Write out, precisely and in full, each line of the material.

• _Records from a data source_
* BEGIN *

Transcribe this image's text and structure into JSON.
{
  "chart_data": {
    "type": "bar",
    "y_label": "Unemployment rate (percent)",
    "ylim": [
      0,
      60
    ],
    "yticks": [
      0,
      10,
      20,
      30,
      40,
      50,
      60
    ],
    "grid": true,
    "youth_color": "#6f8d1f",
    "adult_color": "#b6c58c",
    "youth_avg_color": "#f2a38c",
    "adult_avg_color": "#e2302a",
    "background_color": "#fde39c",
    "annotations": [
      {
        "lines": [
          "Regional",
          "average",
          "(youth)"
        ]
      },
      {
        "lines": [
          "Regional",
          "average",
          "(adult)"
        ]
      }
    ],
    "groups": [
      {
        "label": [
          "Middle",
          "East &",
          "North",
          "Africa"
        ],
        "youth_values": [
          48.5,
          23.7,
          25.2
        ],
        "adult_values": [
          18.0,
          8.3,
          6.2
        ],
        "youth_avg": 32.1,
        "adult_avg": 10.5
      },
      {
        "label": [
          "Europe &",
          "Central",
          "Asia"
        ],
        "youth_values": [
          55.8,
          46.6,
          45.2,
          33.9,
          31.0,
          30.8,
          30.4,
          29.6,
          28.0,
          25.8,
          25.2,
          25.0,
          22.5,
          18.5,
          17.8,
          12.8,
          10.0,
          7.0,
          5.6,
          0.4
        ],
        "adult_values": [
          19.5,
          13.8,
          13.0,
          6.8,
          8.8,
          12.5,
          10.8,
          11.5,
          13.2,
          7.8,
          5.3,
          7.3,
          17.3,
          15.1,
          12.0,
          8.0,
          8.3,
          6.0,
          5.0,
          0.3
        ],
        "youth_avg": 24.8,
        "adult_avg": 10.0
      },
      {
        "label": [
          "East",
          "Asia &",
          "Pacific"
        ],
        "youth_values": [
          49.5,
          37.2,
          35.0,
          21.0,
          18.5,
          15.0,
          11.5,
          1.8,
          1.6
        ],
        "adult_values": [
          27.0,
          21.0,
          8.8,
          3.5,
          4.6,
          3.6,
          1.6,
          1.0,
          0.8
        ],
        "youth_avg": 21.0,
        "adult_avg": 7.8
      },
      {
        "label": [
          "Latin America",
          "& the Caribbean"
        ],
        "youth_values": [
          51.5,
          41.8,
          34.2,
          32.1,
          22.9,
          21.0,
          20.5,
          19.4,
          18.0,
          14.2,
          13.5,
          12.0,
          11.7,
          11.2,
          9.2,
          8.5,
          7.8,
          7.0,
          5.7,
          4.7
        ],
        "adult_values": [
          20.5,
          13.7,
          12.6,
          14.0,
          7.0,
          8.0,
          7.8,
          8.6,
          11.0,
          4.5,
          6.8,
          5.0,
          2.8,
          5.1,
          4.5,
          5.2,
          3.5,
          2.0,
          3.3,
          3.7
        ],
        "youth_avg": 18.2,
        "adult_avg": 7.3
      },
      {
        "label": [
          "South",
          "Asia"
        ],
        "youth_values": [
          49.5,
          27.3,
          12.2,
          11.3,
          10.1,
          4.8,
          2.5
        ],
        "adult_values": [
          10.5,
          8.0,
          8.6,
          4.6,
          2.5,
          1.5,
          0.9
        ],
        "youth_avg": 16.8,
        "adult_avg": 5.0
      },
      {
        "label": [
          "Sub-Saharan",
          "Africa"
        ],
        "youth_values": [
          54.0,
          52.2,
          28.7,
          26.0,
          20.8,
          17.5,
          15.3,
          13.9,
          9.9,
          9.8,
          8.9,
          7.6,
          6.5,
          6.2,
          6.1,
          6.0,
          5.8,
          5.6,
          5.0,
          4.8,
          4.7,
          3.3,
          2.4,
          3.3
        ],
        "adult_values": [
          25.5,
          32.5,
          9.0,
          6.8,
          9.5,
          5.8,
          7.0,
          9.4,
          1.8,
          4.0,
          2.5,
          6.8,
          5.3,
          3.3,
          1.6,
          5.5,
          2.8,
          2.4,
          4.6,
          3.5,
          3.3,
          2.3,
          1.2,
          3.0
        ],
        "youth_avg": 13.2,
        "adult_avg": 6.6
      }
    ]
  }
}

* END *

• _FINISHED TASK_
Transcribe this image's text and structure into JSON.
{
  "chart_data": {
    "type": "bar",
    "y_label": "Unemployment rate (percent)",
    "ylim": [
      0,
      60
    ],
    "yticks": [
      0,
      10,
      20,
      30,
      40,
      50,
      60
    ],
    "grid": true,
    "youth_color": "#6f8d1f",
    "adult_color": "#b6c58c",
    "youth_avg_color": "#f2a38c",
    "adult_avg_color": "#e2302a",
    "background_color": "#fde39c",
    "annotations": [
      {
        "lines": [
          "Regional",
          "average",
          "(youth)"
        ]
      },
      {
        "lines": [
          "Regional",
          "average",
          "(adult)"
        ]
      }
    ],
    "groups": [
      {
        "label": [
          "Middle",
          "East &",
          "North",
          "Africa"
        ],
        "youth_values": [
          48.5,
          23.7,
          25.2
        ],
        "adult_values": [
          18.0,
          8.3,
          6.2
        ],
        "youth_avg": 32.1,
        "adult_avg": 10.5
      },
      {
        "label": [
          "Europe &",
          "Central",
          "Asia"
        ],
        "youth_values": [
          55.8,
          46.6,
          45.2,
          33.9,
          31.0,
          30.8,
          30.4,
          29.6,
          28.0,
          25.8,
          25.2,
          25.0,
          22.5,
          18.5,
          17.8,
          12.8,
          10.0,
          7.0,
          5.6,
          0.4
        ],
        "adult_values": [
          19.5,
          13.8,
          13.0,
          6.8,
          8.8,
          12.5,
          10.8,
          11.5,
          13.2,
          7.8,
          5.3,
          7.3,
          17.3,
          15.1,
          12.0,
          8.0,
          8.3,
          6.0,
          5.0,
          0.3
        ],
        "youth_avg": 24.8,
        "adult_avg": 10.0
      },
      {
        "label": [
          "East",
          "Asia &",
          "Pacific"
        ],
        "youth_values": [
          49.5,
          37.2,
          35.0,
          21.0,
          18.5,
          15.0,
          11.5,
          1.8,
          1.6
        ],
        "adult_values": [
          27.0,
          21.0,
          8.8,
          3.5,
          4.6,
          3.6,
          1.6,
          1.0,
          0.8
        ],
        "youth_avg": 21.0,
        "adult_avg": 7.8
      },
      {
        "label": [
          "Latin America",
          "& the Caribbean"
        ],
        "youth_values": [
          51.5,
          41.8,
          34.2,
          32.1,
          22.9,
          21.0,
          20.5,
          19.4,
          18.0,
          14.2,
          13.5,
          12.0,
          11.7,
          11.2,
          9.2,
          8.5,
          7.8,
          7.0,
          5.7,
          4.7
        ],
        "adult_values": [
          20.5,
          13.7,
          12.6,
          14.0,
          7.0,
          8.0,
          7.8,
          8.6,
          11.0,
          4.5,
          6.8,
          5.0,
          2.8,
          5.1,
          4.5,
          5.2,
          3.5,
          2.0,
          3.3,
          3.7
        ],
        "youth_avg": 18.2,
        "adult_avg": 7.3
      },
      {
        "label": [
          "South",
          "Asia"
        ],
        "youth_values": [
          49.5,
          27.3,
          12.2,
          11.3,
          10.1,
          4.8,
          2.5
        ],
        "adult_values": [
          10.5,
          8.0,
          8.6,
          4.6,
          2.5,
          1.5,
          0.9
        ],
        "youth_avg": 16.8,
        "adult_avg": 5.0
      },
      {
        "label": [
          "Sub-Saharan",
          "Africa"
        ],
        "youth_values": [
          54.0,
          52.2,
          28.7,
          26.0,
          20.8,
          17.5,
          15.3,
          13.9,
          9.9,
          9.8,
          8.9,
          7.6,
          6.5,
          6.2,
          6.1,
          6.0,
          5.8,
          5.6,
          5.0,
          4.8,
          4.7,
          3.3,
          2.4,
          3.3
        ],
        "adult_values": [
          25.5,
          32.5,
          9.0,
          6.8,
          9.5,
          5.8,
          7.0,
          9.4,
          1.8,
          4.0,
          2.5,
          6.8,
          5.3,
          3.3,
          1.6,
          5.5,
          2.8,
          2.4,
          4.6,
          3.5,
          3.3,
          2.3,
          1.2,
          3.0
        ],
        "youth_avg": 13.2,
        "adult_avg": 6.6
      }
    ]
  }
}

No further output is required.